* _Task to carry out_: Write out word for word the stretch of the passage below on the CSC's constitution from "Instead they state" through "attend the meeting.".

* _Extract_:
----------

Neither of the parts of the constitution originally cited by the committee in March as justification for postponing elections stipulate that meetings must be held in person or that an AGM could not take place online.

Instead they state that two thirds of members of the Committee must be “present” in order to vote for a motion to adjourn or to suspend standing orders, and that the treasurer of a society may send a proxy to an AGM if they cannot attend the meeting.

The CSC’s constitution states that an Annual General Meeting (AGM) must take place in week 10 of the second semester, and that “at the AGM the Chairperson, the Treasurer, the Secretary, the Amenities Officer, and the eight ordinary members of the Executive, shall be elected in that order, for the following year”.

The CSC did not respond to a request for comment about the apparent u-turn on its interpretation of its constitution.

----------

* _Given information_:
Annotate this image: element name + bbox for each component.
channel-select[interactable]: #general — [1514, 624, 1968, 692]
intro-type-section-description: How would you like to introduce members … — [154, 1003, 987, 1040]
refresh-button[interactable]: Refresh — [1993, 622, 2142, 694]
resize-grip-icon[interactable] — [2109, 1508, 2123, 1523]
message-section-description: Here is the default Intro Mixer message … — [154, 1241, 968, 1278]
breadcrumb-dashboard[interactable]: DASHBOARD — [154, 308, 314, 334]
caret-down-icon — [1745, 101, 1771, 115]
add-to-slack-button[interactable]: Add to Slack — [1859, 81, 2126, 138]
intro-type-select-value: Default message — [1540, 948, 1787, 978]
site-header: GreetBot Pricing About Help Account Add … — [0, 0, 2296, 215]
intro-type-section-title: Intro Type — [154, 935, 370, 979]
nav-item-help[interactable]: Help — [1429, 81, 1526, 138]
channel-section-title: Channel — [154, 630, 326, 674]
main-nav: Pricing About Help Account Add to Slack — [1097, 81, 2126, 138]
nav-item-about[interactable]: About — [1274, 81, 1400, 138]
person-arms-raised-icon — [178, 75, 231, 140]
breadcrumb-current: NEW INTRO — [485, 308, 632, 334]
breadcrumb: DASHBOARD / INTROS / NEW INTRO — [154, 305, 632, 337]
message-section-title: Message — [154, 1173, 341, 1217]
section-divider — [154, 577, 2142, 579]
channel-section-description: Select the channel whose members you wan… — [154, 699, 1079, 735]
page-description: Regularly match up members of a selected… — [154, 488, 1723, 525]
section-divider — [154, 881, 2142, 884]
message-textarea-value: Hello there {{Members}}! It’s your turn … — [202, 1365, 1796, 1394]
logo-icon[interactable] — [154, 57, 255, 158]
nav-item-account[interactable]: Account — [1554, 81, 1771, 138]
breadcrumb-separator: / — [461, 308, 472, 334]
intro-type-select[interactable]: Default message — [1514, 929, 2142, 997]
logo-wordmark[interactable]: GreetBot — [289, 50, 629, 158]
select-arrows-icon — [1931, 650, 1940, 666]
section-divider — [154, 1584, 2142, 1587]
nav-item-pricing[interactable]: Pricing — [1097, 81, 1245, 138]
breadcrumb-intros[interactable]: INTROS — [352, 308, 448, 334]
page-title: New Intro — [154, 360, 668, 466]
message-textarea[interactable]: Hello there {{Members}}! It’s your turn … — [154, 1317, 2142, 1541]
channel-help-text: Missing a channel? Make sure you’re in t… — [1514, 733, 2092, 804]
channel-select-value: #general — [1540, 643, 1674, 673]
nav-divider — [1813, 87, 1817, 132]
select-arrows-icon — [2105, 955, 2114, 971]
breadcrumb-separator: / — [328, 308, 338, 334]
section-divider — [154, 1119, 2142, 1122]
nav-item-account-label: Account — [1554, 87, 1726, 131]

----------

* _Task result_:
Instead they state that two thirds of members of the Committee must be “present” in order to vote for a motion to adjourn or to suspend standing orders, and that the treasurer of a society may send a proxy to an AGM if they cannot attend the meeting.